- Records for the task
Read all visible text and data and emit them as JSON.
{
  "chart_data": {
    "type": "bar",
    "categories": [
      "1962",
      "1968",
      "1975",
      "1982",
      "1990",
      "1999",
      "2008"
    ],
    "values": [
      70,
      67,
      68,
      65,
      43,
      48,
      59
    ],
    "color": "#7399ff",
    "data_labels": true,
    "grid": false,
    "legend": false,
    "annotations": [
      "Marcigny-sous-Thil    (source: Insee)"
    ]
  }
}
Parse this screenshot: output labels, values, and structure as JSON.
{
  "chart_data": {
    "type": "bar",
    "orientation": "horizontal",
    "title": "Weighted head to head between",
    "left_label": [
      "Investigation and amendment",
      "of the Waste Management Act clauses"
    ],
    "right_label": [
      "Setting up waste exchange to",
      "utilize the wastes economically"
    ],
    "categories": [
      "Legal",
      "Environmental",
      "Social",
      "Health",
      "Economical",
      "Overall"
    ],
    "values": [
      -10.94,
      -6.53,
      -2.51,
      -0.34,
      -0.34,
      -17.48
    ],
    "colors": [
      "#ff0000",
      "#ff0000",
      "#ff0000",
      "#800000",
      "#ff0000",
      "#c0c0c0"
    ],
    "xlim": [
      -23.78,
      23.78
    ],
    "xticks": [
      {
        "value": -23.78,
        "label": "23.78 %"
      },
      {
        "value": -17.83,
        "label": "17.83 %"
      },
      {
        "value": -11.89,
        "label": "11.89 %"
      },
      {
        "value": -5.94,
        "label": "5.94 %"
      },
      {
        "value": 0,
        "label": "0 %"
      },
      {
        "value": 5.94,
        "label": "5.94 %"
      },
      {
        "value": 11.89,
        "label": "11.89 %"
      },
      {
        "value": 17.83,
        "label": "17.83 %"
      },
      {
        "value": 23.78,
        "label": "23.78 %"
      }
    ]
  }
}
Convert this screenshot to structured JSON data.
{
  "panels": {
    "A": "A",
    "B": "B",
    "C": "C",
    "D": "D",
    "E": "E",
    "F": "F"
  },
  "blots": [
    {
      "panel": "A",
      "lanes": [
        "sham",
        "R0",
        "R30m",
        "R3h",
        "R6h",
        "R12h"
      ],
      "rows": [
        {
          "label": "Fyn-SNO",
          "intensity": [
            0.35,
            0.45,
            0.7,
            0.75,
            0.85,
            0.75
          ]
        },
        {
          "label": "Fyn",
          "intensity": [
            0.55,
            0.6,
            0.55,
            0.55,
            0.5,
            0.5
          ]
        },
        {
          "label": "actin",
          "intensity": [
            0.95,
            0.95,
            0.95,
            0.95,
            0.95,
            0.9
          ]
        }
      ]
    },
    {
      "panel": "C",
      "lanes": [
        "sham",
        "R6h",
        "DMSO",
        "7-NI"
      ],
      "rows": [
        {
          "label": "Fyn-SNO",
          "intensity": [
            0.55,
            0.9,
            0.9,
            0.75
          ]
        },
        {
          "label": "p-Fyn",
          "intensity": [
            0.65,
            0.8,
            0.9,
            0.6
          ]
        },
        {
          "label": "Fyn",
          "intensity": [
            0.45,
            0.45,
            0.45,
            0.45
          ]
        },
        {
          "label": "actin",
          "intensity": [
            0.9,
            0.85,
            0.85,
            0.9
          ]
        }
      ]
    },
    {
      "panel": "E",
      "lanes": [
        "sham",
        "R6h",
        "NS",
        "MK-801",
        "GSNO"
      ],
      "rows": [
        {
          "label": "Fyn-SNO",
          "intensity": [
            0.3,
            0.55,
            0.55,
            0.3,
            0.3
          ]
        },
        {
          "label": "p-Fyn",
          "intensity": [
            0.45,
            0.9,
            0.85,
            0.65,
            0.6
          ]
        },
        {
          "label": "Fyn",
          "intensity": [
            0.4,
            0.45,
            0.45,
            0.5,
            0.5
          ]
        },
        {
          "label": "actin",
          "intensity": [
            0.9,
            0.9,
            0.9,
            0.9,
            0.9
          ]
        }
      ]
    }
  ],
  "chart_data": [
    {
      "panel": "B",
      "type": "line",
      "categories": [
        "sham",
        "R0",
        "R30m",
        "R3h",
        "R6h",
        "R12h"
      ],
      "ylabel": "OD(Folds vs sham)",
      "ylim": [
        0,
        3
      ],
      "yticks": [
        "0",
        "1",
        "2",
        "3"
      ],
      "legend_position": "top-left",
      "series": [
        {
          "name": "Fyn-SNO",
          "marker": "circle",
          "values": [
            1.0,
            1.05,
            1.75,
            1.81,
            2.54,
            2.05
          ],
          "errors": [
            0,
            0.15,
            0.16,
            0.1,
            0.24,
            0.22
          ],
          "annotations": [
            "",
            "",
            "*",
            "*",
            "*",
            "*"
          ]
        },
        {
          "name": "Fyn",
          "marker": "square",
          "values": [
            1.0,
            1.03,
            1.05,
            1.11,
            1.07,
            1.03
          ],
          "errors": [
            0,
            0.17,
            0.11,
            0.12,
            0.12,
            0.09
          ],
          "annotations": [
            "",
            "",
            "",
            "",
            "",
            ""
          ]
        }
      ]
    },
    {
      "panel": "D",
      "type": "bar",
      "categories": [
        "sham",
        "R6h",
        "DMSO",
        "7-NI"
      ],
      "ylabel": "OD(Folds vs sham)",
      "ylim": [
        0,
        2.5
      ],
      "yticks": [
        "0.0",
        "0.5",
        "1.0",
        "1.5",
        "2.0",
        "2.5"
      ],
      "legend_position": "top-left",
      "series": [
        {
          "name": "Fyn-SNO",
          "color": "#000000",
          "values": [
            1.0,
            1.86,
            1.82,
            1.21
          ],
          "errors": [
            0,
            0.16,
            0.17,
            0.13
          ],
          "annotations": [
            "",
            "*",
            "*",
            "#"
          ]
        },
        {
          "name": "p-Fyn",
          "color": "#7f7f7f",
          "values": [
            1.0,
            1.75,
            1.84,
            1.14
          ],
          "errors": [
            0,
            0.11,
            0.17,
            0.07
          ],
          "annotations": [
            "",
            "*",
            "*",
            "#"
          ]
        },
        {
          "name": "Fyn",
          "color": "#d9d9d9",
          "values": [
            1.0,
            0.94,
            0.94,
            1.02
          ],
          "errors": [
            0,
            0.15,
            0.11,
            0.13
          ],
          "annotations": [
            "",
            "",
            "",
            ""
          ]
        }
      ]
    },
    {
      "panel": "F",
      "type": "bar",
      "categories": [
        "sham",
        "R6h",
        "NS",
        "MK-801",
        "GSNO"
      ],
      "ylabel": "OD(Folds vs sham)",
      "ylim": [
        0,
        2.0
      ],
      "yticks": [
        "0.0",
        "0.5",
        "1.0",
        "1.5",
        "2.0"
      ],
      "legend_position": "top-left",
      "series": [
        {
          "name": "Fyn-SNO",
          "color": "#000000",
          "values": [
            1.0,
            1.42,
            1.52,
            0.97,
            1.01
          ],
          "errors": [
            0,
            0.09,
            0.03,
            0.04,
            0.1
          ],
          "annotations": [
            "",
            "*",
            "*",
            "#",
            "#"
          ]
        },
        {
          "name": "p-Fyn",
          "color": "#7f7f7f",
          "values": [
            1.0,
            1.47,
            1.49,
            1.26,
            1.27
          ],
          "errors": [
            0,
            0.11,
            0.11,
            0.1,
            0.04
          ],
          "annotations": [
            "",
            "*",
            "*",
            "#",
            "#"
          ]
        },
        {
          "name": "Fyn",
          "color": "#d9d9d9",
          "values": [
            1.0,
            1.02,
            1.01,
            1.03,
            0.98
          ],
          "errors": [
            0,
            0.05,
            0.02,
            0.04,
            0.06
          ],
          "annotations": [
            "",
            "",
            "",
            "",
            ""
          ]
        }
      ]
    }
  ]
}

- Task goal
Return the whole listing exactly.

- Complete response
Read all visible text and data and emit them as JSON.
{
  "chart_data": {
    "type": "bar",
    "categories": [
      "1962",
      "1968",
      "1975",
      "1982",
      "1990",
      "1999",
      "2008"
    ],
    "values": [
      70,
      67,
      68,
      65,
      43,
      48,
      59
    ],
    "color": "#7399ff",
    "data_labels": true,
    "grid": false,
    "legend": false,
    "annotations": [
      "Marcigny-sous-Thil    (source: Insee)"
    ]
  }
}
Parse this screenshot: output labels, values, and structure as JSON.
{
  "chart_data": {
    "type": "bar",
    "orientation": "horizontal",
    "title": "Weighted head to head between",
    "left_label": [
      "Investigation and amendment",
      "of the Waste Management Act clauses"
    ],
    "right_label": [
      "Setting up waste exchange to",
      "utilize the wastes economically"
    ],
    "categories": [
      "Legal",
      "Environmental",
      "Social",
      "Health",
      "Economical",
      "Overall"
    ],
    "values": [
      -10.94,
      -6.53,
      -2.51,
      -0.34,
      -0.34,
      -17.48
    ],
    "colors": [
      "#ff0000",
      "#ff0000",
      "#ff0000",
      "#800000",
      "#ff0000",
      "#c0c0c0"
    ],
    "xlim": [
      -23.78,
      23.78
    ],
    "xticks": [
      {
        "value": -23.78,
        "label": "23.78 %"
      },
      {
        "value": -17.83,
        "label": "17.83 %"
      },
      {
        "value": -11.89,
        "label": "11.89 %"
      },
      {
        "value": -5.94,
        "label": "5.94 %"
      },
      {
        "value": 0,
        "label": "0 %"
      },
      {
        "value": 5.94,
        "label": "5.94 %"
      },
      {
        "value": 11.89,
        "label": "11.89 %"
      },
      {
        "value": 17.83,
        "label": "17.83 %"
      },
      {
        "value": 23.78,
        "label": "23.78 %"
      }
    ]
  }
}
Convert this screenshot to structured JSON data.
{
  "panels": {
    "A": "A",
    "B": "B",
    "C": "C",
    "D": "D",
    "E": "E",
    "F": "F"
  },
  "blots": [
    {
      "panel": "A",
      "lanes": [
        "sham",
        "R0",
        "R30m",
        "R3h",
        "R6h",
        "R12h"
      ],
      "rows": [
        {
          "label": "Fyn-SNO",
          "intensity": [
            0.35,
            0.45,
            0.7,
            0.75,
            0.85,
            0.75
          ]
        },
        {
          "label": "Fyn",
          "intensity": [
            0.55,
            0.6,
            0.55,
            0.55,
            0.5,
            0.5
          ]
        },
        {
          "label": "actin",
          "intensity": [
            0.95,
            0.95,
            0.95,
            0.95,
            0.95,
            0.9
          ]
        }
      ]
    },
    {
      "panel": "C",
      "lanes": [
        "sham",
        "R6h",
        "DMSO",
        "7-NI"
      ],
      "rows": [
        {
          "label": "Fyn-SNO",
          "intensity": [
            0.55,
            0.9,
            0.9,
            0.75
          ]
        },
        {
          "label": "p-Fyn",
          "intensity": [
            0.65,
            0.8,
            0.9,
            0.6
          ]
        },
        {
          "label": "Fyn",
          "intensity": [
            0.45,
            0.45,
            0.45,
            0.45
          ]
        },
        {
          "label": "actin",
          "intensity": [
            0.9,
            0.85,
            0.85,
            0.9
          ]
        }
      ]
    },
    {
      "panel": "E",
      "lanes": [
        "sham",
        "R6h",
        "NS",
        "MK-801",
        "GSNO"
      ],
      "rows": [
        {
          "label": "Fyn-SNO",
          "intensity": [
            0.3,
            0.55,
            0.55,
            0.3,
            0.3
          ]
        },
        {
          "label": "p-Fyn",
          "intensity": [
            0.45,
            0.9,
            0.85,
            0.65,
            0.6
          ]
        },
        {
          "label": "Fyn",
          "intensity": [
            0.4,
            0.45,
            0.45,
            0.5,
            0.5
          ]
        },
        {
          "label": "actin",
          "intensity": [
            0.9,
            0.9,
            0.9,
            0.9,
            0.9
          ]
        }
      ]
    }
  ],
  "chart_data": [
    {
      "panel": "B",
      "type": "line",
      "categories": [
        "sham",
        "R0",
        "R30m",
        "R3h",
        "R6h",
        "R12h"
      ],
      "ylabel": "OD(Folds vs sham)",
      "ylim": [
        0,
        3
      ],
      "yticks": [
        "0",
        "1",
        "2",
        "3"
      ],
      "legend_position": "top-left",
      "series": [
        {
          "name": "Fyn-SNO",
          "marker": "circle",
          "values": [
            1.0,
            1.05,
            1.75,
            1.81,
            2.54,
            2.05
          ],
          "errors": [
            0,
            0.15,
            0.16,
            0.1,
            0.24,
            0.22
          ],
          "annotations": [
            "",
            "",
            "*",
            "*",
            "*",
            "*"
          ]
        },
        {
          "name": "Fyn",
          "marker": "square",
          "values": [
            1.0,
            1.03,
            1.05,
            1.11,
            1.07,
            1.03
          ],
          "errors": [
            0,
            0.17,
            0.11,
            0.12,
            0.12,
            0.09
          ],
          "annotations": [
            "",
            "",
            "",
            "",
            "",
            ""
          ]
        }
      ]
    },
    {
      "panel": "D",
      "type": "bar",
      "categories": [
        "sham",
        "R6h",
        "DMSO",
        "7-NI"
      ],
      "ylabel": "OD(Folds vs sham)",
      "ylim": [
        0,
        2.5
      ],
      "yticks": [
        "0.0",
        "0.5",
        "1.0",
        "1.5",
        "2.0",
        "2.5"
      ],
      "legend_position": "top-left",
      "series": [
        {
          "name": "Fyn-SNO",
          "color": "#000000",
          "values": [
            1.0,
            1.86,
            1.82,
            1.21
          ],
          "errors": [
            0,
            0.16,
            0.17,
            0.13
          ],
          "annotations": [
            "",
            "*",
            "*",
            "#"
          ]
        },
        {
          "name": "p-Fyn",
          "color": "#7f7f7f",
          "values": [
            1.0,
            1.75,
            1.84,
            1.14
          ],
          "errors": [
            0,
            0.11,
            0.17,
            0.07
          ],
          "annotations": [
            "",
            "*",
            "*",
            "#"
          ]
        },
        {
          "name": "Fyn",
          "color": "#d9d9d9",
          "values": [
            1.0,
            0.94,
            0.94,
            1.02
          ],
          "errors": [
            0,
            0.15,
            0.11,
            0.13
          ],
          "annotations": [
            "",
            "",
            "",
            ""
          ]
        }
      ]
    },
    {
      "panel": "F",
      "type": "bar",
      "categories": [
        "sham",
        "R6h",
        "NS",
        "MK-801",
        "GSNO"
      ],
      "ylabel": "OD(Folds vs sham)",
      "ylim": [
        0,
        2.0
      ],
      "yticks": [
        "0.0",
        "0.5",
        "1.0",
        "1.5",
        "2.0"
      ],
      "legend_position": "top-left",
      "series": [
        {
          "name": "Fyn-SNO",
          "color": "#000000",
          "values": [
            1.0,
            1.42,
            1.52,
            0.97,
            1.01
          ],
          "errors": [
            0,
            0.09,
            0.03,
            0.04,
            0.1
          ],
          "annotations": [
            "",
            "*",
            "*",
            "#",
            "#"
          ]
        },
        {
          "name": "p-Fyn",
          "color": "#7f7f7f",
          "values": [
            1.0,
            1.47,
            1.49,
            1.26,
            1.27
          ],
          "errors": [
            0,
            0.11,
            0.11,
            0.1,
            0.04
          ],
          "annotations": [
            "",
            "*",
            "*",
            "#",
            "#"
          ]
        },
        {
          "name": "Fyn",
          "color": "#d9d9d9",
          "values": [
            1.0,
            1.02,
            1.01,
            1.03,
            0.98
          ],
          "errors": [
            0,
            0.05,
            0.02,
            0.04,
            0.06
          ],
          "annotations": [
            "",
            "",
            "",
            "",
            ""
          ]
        }
      ]
    }
  ]
}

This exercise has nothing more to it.